(Stored records)
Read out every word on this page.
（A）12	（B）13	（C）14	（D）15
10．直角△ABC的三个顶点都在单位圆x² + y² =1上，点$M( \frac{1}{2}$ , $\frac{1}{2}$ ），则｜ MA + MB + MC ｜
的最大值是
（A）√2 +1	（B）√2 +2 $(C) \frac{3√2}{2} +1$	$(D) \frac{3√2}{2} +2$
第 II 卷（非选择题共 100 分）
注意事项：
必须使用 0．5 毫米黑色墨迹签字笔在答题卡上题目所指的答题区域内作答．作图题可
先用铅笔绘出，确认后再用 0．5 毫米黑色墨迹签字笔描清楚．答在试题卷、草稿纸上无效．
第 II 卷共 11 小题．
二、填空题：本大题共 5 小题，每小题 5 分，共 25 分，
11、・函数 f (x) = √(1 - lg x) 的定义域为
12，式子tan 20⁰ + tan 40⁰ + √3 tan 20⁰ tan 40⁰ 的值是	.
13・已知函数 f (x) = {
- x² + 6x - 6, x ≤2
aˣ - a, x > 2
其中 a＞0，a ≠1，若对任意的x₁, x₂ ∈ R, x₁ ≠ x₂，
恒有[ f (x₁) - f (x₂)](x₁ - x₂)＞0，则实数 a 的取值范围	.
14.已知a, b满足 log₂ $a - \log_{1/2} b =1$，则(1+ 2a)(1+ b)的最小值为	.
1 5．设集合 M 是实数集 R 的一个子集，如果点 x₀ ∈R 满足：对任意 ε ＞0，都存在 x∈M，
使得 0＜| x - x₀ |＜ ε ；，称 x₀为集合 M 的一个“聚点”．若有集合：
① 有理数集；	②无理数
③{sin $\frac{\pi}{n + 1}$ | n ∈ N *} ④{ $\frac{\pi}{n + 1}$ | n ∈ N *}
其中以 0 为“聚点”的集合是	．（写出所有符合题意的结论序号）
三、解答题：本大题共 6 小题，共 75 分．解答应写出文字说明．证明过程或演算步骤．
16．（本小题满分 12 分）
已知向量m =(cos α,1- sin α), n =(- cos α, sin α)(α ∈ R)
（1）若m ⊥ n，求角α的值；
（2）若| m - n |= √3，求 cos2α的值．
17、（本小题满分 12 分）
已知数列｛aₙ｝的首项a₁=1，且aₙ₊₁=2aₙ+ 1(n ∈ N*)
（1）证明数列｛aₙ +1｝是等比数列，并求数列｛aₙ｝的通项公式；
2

## BRIEF
In the records above, collect each line with "frac".

## RIGHT ANSWER
10．直角△ABC的三个顶点都在单位圆x² + y² =1上，点$M( \frac{1}{2}$ , $\frac{1}{2}$ ），则｜ MA + MB + MC ｜
（A）√2 +1	（B）√2 +2 $(C) \frac{3√2}{2} +1$	$(D) \frac{3√2}{2} +2$
③{sin $\frac{\pi}{n + 1}$ | n ∈ N *} ④{ $\frac{\pi}{n + 1}$ | n ∈ N *}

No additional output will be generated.